-------- Exercise data

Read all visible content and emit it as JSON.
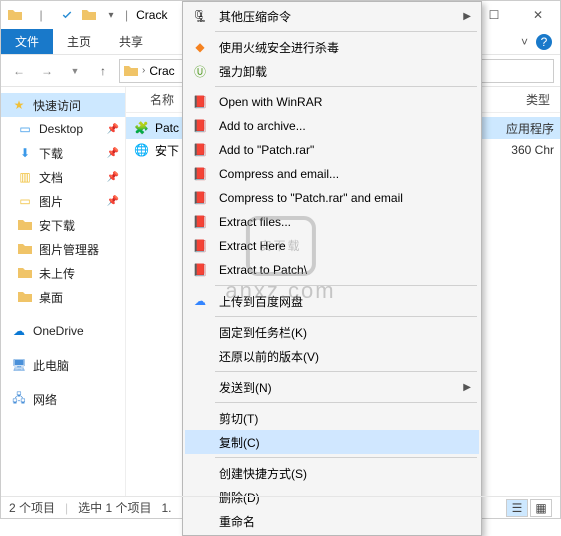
{
  "title": "Crack",
  "ribbon": {
    "file": "文件",
    "home": "主页",
    "share": "共享",
    "help": "?"
  },
  "breadcrumb": {
    "path": "Crac"
  },
  "columns": {
    "name": "名称",
    "type": "类型"
  },
  "nav": {
    "quick": "快速访问",
    "items": [
      "Desktop",
      "下载",
      "文档",
      "图片",
      "安下载",
      "图片管理器",
      "未上传",
      "桌面"
    ],
    "onedrive": "OneDrive",
    "thispc": "此电脑",
    "network": "网络"
  },
  "files": [
    {
      "name": "Patc",
      "type": "应用程序"
    },
    {
      "name": "安下",
      "type": "360 Chr"
    }
  ],
  "ctx": {
    "other_compress": "其他压缩命令",
    "huorong": "使用火绒安全进行杀毒",
    "force_uninstall": "强力卸载",
    "open_winrar": "Open with WinRAR",
    "add_archive": "Add to archive...",
    "add_patch": "Add to \"Patch.rar\"",
    "compress_email": "Compress and email...",
    "compress_patch_email": "Compress to \"Patch.rar\" and email",
    "extract_files": "Extract files...",
    "extract_here": "Extract Here",
    "extract_to": "Extract to Patch\\",
    "baidu": "上传到百度网盘",
    "pin_task": "固定到任务栏(K)",
    "restore": "还原以前的版本(V)",
    "sendto": "发送到(N)",
    "cut": "剪切(T)",
    "copy": "复制(C)",
    "shortcut": "创建快捷方式(S)",
    "delete": "删除(D)",
    "rename": "重命名"
  },
  "status": {
    "count": "2 个项目",
    "sel": "选中 1 个项目",
    "size": "1."
  },
  "watermark": {
    "text": "安下载",
    "url": "anxz.com"
  }
}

----------------

> Your objective
Copy the listing word for word, excluding its pictures.

> Solution to this problem
Read all visible content and emit it as JSON.
{
  "title": "Crack",
  "ribbon": {
    "file": "文件",
    "home": "主页",
    "share": "共享",
    "help": "?"
  },
  "breadcrumb": {
    "path": "Crac"
  },
  "columns": {
    "name": "名称",
    "type": "类型"
  },
  "nav": {
    "quick": "快速访问",
    "items": [
      "Desktop",
      "下载",
      "文档",
      "图片",
      "安下载",
      "图片管理器",
      "未上传",
      "桌面"
    ],
    "onedrive": "OneDrive",
    "thispc": "此电脑",
    "network": "网络"
  },
  "files": [
    {
      "name": "Patc",
      "type": "应用程序"
    },
    {
      "name": "安下",
      "type": "360 Chr"
    }
  ],
  "ctx": {
    "other_compress": "其他压缩命令",
    "huorong": "使用火绒安全进行杀毒",
    "force_uninstall": "强力卸载",
    "open_winrar": "Open with WinRAR",
    "add_archive": "Add to archive...",
    "add_patch": "Add to \"Patch.rar\"",
    "compress_email": "Compress and email...",
    "compress_patch_email": "Compress to \"Patch.rar\" and email",
    "extract_files": "Extract files...",
    "extract_here": "Extract Here",
    "extract_to": "Extract to Patch\\",
    "baidu": "上传到百度网盘",
    "pin_task": "固定到任务栏(K)",
    "restore": "还原以前的版本(V)",
    "sendto": "发送到(N)",
    "cut": "剪切(T)",
    "copy": "复制(C)",
    "shortcut": "创建快捷方式(S)",
    "delete": "删除(D)",
    "rename": "重命名"
  },
  "status": {
    "count": "2 个项目",
    "sel": "选中 1 个项目",
    "size": "1."
  },
  "watermark": {
    "text": "安下载",
    "url": "anxz.com"
  }
}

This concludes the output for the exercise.